§ Instructions for the task
Copy the lines holding the word "расчета", all of them.

┄┄┄┄┄┄┄┄┄┄┄┄┄┄┄┄┄┄┄┄

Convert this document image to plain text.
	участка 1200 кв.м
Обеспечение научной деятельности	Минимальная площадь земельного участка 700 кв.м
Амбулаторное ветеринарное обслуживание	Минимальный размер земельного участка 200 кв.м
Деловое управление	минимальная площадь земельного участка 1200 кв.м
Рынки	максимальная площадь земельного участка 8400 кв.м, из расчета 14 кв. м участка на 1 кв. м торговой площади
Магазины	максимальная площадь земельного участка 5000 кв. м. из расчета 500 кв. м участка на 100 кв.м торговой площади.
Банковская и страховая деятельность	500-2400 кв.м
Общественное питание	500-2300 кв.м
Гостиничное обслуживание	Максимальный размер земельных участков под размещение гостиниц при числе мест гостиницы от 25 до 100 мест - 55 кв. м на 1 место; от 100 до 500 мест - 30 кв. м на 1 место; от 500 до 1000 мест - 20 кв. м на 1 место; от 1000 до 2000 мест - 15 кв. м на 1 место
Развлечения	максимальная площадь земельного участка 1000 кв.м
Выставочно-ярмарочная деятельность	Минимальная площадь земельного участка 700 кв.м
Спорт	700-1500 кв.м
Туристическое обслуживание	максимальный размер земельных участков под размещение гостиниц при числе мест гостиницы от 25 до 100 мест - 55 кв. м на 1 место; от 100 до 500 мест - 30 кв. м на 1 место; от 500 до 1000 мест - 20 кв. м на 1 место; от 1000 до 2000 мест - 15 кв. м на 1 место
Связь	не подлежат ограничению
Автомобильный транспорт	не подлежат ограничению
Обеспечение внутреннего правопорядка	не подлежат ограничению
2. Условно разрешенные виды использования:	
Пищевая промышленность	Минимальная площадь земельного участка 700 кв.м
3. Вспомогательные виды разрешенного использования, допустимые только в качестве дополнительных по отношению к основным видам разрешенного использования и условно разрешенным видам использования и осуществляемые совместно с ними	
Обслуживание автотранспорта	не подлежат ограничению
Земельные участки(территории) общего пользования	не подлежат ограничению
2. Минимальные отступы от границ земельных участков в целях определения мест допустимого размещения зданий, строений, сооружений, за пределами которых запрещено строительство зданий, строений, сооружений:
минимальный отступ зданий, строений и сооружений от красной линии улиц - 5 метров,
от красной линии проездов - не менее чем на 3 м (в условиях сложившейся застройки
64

┄┄┄┄┄┄┄┄┄┄┄┄┄┄┄┄┄┄┄┄

§ The response
Рынки	максимальная площадь земельного участка 8400 кв.м, из расчета 14 кв. м участка на 1 кв. м торговой площади
Магазины	максимальная площадь земельного участка 5000 кв. м. из расчета 500 кв. м участка на 100 кв.м торговой площади.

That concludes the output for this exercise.